Stored data entries
• • • •
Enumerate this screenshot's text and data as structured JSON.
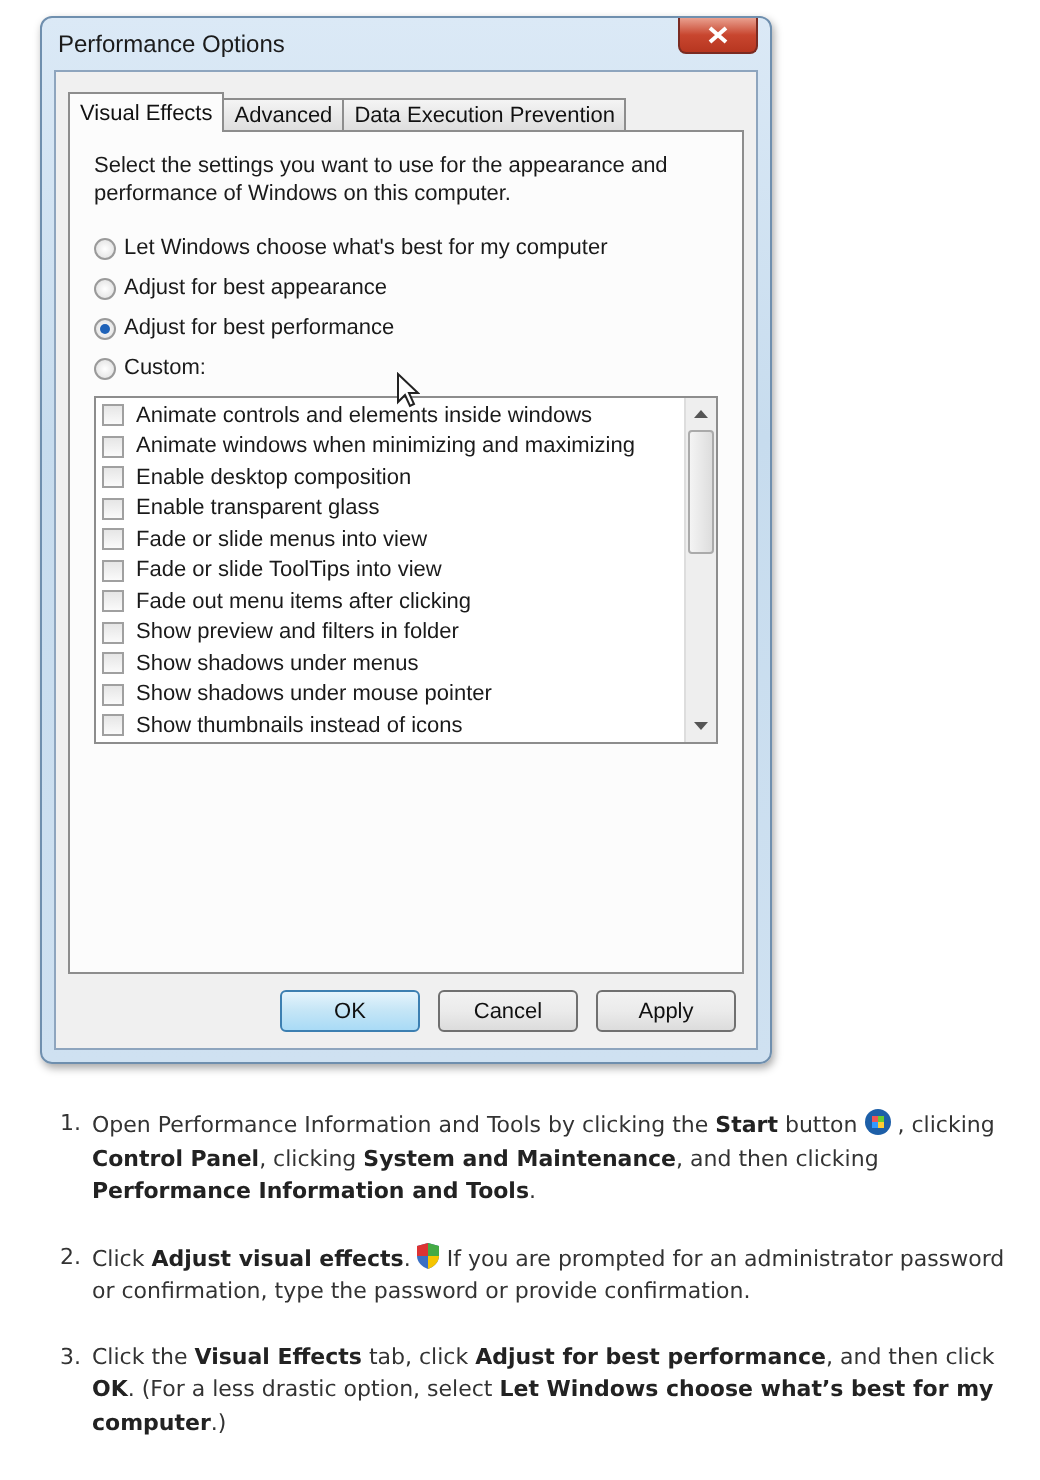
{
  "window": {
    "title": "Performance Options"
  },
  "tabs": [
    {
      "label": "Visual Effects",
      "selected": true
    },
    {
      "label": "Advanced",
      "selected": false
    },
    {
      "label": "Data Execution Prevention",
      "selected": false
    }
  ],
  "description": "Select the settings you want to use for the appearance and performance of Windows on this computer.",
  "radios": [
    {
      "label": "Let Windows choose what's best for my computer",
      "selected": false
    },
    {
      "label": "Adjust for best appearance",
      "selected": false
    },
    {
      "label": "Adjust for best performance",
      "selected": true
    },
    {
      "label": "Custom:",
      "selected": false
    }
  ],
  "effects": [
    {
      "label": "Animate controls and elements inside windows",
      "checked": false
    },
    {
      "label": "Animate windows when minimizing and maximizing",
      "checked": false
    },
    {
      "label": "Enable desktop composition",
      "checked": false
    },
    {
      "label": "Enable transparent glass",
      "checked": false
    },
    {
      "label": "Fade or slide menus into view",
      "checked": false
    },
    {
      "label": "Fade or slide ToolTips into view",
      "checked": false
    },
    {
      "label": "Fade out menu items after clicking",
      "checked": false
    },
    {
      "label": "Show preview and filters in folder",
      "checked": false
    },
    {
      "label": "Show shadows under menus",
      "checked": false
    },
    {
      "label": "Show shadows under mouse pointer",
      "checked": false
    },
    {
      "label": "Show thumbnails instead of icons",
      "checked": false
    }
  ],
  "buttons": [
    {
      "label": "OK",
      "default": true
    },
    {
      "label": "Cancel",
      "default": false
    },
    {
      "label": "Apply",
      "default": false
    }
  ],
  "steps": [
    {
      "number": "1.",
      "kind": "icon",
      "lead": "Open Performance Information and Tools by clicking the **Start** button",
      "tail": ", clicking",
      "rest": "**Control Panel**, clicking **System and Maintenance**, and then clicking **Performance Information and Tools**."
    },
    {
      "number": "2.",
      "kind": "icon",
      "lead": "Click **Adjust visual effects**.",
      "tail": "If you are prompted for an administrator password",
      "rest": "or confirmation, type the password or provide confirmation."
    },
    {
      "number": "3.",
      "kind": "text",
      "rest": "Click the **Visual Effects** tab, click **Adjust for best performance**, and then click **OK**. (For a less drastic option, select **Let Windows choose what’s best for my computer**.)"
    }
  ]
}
• • • •
# EXERCISE:
Reproduce the entries exactly. Do not carry over any picture.

# THE COMPLETED TASK:
Enumerate this screenshot's text and data as structured JSON.
{
  "window": {
    "title": "Performance Options"
  },
  "tabs": [
    {
      "label": "Visual Effects",
      "selected": true
    },
    {
      "label": "Advanced",
      "selected": false
    },
    {
      "label": "Data Execution Prevention",
      "selected": false
    }
  ],
  "description": "Select the settings you want to use for the appearance and performance of Windows on this computer.",
  "radios": [
    {
      "label": "Let Windows choose what's best for my computer",
      "selected": false
    },
    {
      "label": "Adjust for best appearance",
      "selected": false
    },
    {
      "label": "Adjust for best performance",
      "selected": true
    },
    {
      "label": "Custom:",
      "selected": false
    }
  ],
  "effects": [
    {
      "label": "Animate controls and elements inside windows",
      "checked": false
    },
    {
      "label": "Animate windows when minimizing and maximizing",
      "checked": false
    },
    {
      "label": "Enable desktop composition",
      "checked": false
    },
    {
      "label": "Enable transparent glass",
      "checked": false
    },
    {
      "label": "Fade or slide menus into view",
      "checked": false
    },
    {
      "label": "Fade or slide ToolTips into view",
      "checked": false
    },
    {
      "label": "Fade out menu items after clicking",
      "checked": false
    },
    {
      "label": "Show preview and filters in folder",
      "checked": false
    },
    {
      "label": "Show shadows under menus",
      "checked": false
    },
    {
      "label": "Show shadows under mouse pointer",
      "checked": false
    },
    {
      "label": "Show thumbnails instead of icons",
      "checked": false
    }
  ],
  "buttons": [
    {
      "label": "OK",
      "default": true
    },
    {
      "label": "Cancel",
      "default": false
    },
    {
      "label": "Apply",
      "default": false
    }
  ],
  "steps": [
    {
      "number": "1.",
      "kind": "icon",
      "lead": "Open Performance Information and Tools by clicking the **Start** button",
      "tail": ", clicking",
      "rest": "**Control Panel**, clicking **System and Maintenance**, and then clicking **Performance Information and Tools**."
    },
    {
      "number": "2.",
      "kind": "icon",
      "lead": "Click **Adjust visual effects**.",
      "tail": "If you are prompted for an administrator password",
      "rest": "or confirmation, type the password or provide confirmation."
    },
    {
      "number": "3.",
      "kind": "text",
      "rest": "Click the **Visual Effects** tab, click **Adjust for best performance**, and then click **OK**. (For a less drastic option, select **Let Windows choose what’s best for my computer**.)"
    }
  ]
}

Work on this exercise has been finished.